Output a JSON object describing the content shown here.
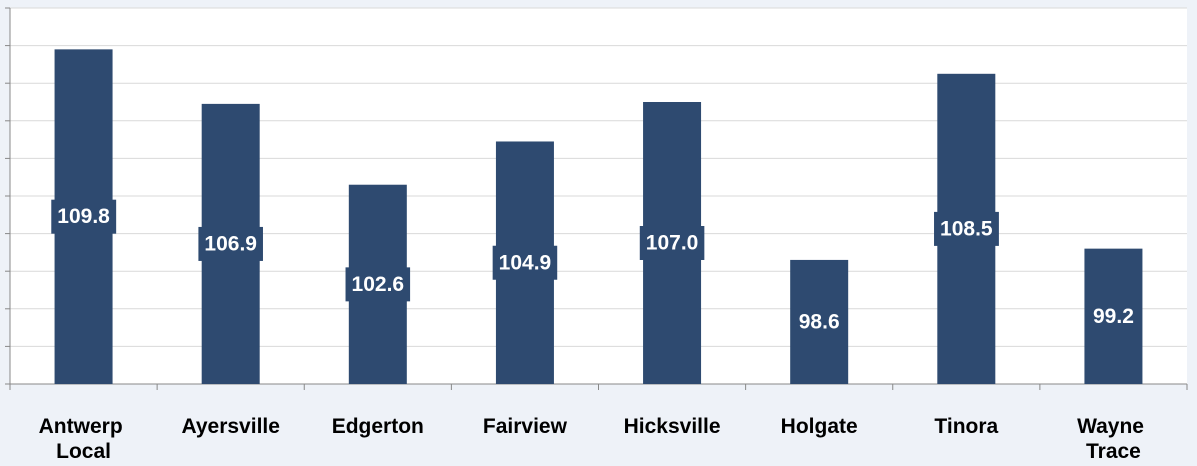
{
  "chart_data": {
    "type": "bar",
    "categories": [
      "Antwerp Local",
      "Ayersville",
      "Edgerton",
      "Fairview",
      "Hicksville",
      "Holgate",
      "Tinora",
      "Wayne Trace"
    ],
    "values": [
      109.8,
      106.9,
      102.6,
      104.9,
      107.0,
      98.6,
      108.5,
      99.2
    ],
    "value_labels": [
      "109.8",
      "106.9",
      "102.6",
      "104.9",
      "107.0",
      "98.6",
      "108.5",
      "99.2"
    ],
    "color": "#2e4a70",
    "ylim": [
      92,
      112
    ],
    "yticks": [
      92,
      94,
      96,
      98,
      100,
      102,
      104,
      106,
      108,
      110,
      112
    ],
    "grid": true
  }
}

What you need to do
With the pictures left out, transcribe the material exactly.

Written response
Output a JSON object describing the content shown here.
{
  "chart_data": {
    "type": "bar",
    "categories": [
      "Antwerp Local",
      "Ayersville",
      "Edgerton",
      "Fairview",
      "Hicksville",
      "Holgate",
      "Tinora",
      "Wayne Trace"
    ],
    "values": [
      109.8,
      106.9,
      102.6,
      104.9,
      107.0,
      98.6,
      108.5,
      99.2
    ],
    "value_labels": [
      "109.8",
      "106.9",
      "102.6",
      "104.9",
      "107.0",
      "98.6",
      "108.5",
      "99.2"
    ],
    "color": "#2e4a70",
    "ylim": [
      92,
      112
    ],
    "yticks": [
      92,
      94,
      96,
      98,
      100,
      102,
      104,
      106,
      108,
      110,
      112
    ],
    "grid": true
  }
}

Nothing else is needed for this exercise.